EXERCISE INPUT:

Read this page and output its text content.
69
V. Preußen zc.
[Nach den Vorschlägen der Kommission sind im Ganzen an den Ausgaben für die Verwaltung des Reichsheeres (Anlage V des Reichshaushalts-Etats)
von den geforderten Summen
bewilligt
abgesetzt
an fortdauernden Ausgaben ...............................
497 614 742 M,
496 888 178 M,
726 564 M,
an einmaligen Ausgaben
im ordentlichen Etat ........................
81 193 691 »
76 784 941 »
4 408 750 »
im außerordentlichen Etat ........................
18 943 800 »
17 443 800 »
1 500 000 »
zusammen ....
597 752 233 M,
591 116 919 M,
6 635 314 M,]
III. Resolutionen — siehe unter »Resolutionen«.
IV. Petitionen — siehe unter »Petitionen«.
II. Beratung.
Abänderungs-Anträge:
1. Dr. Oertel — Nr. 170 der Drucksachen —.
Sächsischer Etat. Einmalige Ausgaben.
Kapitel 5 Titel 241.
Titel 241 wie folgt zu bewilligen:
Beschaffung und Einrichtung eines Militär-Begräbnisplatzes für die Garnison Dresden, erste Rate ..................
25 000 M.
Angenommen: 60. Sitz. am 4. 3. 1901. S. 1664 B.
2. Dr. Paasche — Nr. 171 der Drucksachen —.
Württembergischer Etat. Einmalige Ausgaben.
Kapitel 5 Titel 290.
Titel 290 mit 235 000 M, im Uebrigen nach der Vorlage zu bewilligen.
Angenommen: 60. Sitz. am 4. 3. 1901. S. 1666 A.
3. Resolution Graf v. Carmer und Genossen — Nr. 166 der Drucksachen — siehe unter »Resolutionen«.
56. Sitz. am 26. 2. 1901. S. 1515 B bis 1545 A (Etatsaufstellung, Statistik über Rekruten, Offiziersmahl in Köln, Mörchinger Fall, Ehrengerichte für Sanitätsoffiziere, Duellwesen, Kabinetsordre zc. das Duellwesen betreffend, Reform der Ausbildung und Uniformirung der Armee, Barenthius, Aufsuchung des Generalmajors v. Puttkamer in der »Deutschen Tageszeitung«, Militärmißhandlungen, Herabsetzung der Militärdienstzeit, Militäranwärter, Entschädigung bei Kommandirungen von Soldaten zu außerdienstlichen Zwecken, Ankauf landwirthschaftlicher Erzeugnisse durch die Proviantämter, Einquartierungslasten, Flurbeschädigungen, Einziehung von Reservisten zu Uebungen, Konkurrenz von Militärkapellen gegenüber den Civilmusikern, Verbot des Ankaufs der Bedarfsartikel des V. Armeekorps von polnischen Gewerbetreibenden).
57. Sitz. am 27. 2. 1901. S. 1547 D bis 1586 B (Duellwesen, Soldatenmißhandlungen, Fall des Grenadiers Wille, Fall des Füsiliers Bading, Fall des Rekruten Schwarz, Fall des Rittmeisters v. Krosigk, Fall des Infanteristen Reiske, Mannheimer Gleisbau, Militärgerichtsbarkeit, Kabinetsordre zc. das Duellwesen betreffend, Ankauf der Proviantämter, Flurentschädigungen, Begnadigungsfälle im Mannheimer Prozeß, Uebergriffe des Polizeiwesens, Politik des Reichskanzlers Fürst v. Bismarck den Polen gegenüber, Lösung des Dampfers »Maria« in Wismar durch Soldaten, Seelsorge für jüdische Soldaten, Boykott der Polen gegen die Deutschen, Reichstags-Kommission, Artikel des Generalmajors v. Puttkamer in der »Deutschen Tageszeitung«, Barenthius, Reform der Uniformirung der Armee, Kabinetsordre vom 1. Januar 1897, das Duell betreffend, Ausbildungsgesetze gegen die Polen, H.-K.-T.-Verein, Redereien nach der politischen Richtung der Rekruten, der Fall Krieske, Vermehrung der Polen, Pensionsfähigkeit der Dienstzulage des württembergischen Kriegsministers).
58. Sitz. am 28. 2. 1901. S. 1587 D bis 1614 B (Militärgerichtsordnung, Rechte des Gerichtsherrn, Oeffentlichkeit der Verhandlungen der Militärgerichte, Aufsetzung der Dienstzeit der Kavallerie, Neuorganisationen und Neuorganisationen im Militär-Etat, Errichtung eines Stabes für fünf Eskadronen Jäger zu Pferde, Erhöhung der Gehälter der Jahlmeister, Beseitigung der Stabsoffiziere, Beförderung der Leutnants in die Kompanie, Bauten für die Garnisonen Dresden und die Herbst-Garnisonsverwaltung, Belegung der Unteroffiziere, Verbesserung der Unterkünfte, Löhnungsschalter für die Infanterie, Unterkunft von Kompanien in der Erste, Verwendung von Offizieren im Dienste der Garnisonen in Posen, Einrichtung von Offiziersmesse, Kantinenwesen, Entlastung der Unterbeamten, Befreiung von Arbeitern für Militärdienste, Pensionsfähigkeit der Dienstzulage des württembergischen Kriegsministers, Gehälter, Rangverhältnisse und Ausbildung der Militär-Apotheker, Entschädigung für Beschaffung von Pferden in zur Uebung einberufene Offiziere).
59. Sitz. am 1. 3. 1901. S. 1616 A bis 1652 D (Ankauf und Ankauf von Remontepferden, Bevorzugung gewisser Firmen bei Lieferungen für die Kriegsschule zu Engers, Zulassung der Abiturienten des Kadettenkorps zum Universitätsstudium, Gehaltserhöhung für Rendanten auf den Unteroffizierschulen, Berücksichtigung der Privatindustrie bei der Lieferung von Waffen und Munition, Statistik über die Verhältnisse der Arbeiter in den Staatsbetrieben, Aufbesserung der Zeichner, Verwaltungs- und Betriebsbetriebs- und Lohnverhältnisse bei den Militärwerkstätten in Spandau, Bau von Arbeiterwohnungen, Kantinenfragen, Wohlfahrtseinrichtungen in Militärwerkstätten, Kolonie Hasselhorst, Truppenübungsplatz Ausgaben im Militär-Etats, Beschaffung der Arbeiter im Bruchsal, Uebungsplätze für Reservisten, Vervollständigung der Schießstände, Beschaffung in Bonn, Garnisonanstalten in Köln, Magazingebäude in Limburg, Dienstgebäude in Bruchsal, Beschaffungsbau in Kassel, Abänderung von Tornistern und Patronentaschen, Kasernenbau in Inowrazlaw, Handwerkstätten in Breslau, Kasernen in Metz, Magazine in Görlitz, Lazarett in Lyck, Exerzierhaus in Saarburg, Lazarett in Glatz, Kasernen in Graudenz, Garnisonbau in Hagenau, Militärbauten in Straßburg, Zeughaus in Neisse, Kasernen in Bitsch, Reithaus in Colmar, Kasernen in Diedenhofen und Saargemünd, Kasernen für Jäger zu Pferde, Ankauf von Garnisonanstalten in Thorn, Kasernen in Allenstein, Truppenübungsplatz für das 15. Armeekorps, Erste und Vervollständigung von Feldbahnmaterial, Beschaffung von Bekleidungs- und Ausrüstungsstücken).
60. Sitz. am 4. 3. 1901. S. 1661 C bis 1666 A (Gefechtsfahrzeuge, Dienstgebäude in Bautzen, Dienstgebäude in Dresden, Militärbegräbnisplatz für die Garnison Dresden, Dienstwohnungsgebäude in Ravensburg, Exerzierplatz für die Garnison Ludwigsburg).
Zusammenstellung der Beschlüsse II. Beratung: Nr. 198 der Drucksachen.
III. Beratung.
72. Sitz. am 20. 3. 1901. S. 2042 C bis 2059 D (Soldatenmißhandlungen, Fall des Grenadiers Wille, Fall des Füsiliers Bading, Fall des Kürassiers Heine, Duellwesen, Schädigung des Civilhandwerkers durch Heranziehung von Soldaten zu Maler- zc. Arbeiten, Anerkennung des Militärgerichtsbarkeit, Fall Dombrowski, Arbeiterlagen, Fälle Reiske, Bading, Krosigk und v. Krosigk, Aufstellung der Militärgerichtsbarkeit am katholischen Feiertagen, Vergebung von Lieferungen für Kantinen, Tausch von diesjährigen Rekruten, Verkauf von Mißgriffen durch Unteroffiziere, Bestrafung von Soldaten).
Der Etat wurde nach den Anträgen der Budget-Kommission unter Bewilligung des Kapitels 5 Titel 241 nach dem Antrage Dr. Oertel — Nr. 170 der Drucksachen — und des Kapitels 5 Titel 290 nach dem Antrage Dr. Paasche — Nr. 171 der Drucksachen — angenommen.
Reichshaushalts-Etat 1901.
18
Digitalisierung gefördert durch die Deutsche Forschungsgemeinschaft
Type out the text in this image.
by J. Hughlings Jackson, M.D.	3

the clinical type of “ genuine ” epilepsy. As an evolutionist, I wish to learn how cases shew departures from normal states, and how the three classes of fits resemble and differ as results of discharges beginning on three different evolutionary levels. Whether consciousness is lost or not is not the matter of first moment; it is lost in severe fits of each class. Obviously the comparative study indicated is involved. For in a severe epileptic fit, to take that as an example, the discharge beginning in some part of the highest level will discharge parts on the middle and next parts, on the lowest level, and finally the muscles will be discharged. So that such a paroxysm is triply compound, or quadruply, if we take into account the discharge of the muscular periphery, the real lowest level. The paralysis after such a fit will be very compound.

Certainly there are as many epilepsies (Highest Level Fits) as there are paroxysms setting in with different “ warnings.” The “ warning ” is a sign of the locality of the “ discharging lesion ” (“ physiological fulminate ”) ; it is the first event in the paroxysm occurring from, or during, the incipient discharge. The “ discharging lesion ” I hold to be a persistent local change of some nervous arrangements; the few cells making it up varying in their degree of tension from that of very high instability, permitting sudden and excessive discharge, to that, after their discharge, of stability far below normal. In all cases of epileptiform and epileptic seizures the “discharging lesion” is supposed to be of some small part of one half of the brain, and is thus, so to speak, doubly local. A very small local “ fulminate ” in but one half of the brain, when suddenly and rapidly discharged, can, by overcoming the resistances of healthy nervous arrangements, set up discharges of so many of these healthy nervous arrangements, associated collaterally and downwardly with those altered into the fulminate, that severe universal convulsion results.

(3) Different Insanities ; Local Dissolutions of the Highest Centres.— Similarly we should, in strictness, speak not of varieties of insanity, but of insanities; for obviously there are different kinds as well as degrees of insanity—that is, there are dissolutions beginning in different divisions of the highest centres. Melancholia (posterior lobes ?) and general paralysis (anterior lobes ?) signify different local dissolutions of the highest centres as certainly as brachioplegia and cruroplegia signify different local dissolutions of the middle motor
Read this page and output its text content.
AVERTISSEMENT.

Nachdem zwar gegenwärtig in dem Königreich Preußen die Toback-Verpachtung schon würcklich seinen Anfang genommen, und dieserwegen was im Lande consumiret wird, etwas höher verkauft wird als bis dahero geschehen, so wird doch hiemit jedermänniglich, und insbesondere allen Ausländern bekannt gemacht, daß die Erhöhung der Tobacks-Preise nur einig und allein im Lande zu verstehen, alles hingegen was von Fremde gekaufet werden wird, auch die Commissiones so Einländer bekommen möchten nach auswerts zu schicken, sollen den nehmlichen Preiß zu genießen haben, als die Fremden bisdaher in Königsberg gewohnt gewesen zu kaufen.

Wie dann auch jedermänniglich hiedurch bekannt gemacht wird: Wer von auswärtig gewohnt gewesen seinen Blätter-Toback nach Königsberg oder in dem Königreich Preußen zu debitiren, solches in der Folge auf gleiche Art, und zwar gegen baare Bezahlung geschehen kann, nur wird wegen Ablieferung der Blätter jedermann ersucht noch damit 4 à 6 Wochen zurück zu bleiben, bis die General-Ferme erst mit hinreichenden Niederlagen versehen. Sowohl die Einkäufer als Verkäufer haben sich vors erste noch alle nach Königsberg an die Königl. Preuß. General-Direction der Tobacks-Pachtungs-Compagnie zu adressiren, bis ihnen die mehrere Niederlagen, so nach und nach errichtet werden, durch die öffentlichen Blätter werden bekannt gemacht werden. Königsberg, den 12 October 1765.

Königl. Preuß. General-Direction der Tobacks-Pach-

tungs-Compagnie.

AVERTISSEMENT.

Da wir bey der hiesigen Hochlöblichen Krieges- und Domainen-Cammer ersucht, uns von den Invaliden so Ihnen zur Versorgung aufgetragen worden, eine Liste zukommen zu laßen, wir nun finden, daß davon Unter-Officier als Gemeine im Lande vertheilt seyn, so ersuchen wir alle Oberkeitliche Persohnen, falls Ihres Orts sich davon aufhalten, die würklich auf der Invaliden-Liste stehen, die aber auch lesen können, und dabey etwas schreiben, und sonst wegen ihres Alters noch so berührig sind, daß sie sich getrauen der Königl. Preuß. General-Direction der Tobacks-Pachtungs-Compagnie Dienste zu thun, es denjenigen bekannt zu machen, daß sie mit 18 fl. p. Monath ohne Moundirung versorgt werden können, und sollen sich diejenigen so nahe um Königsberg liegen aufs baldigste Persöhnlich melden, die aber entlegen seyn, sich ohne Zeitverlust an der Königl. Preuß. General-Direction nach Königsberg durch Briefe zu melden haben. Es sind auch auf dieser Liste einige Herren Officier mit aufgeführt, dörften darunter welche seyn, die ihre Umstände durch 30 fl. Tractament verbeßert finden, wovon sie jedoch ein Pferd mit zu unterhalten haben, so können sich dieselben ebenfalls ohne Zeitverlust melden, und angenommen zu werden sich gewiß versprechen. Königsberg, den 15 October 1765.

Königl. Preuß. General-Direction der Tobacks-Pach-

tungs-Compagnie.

DIRECTIONS:
Could you copy each line from the listing that has the word "Oertel" in it?

RESULT OF THE EXERCISE:
1. Dr. Oertel — Nr. 170 der Drucksachen —.
Der Etat wurde nach den Anträgen der Budget-Kommission unter Bewilligung des Kapitels 5 Titel 241 nach dem Antrage Dr. Oertel — Nr. 170 der Drucksachen — und des Kapitels 5 Titel 290 nach dem Antrage Dr. Paasche — Nr. 171 der Drucksachen — angenommen.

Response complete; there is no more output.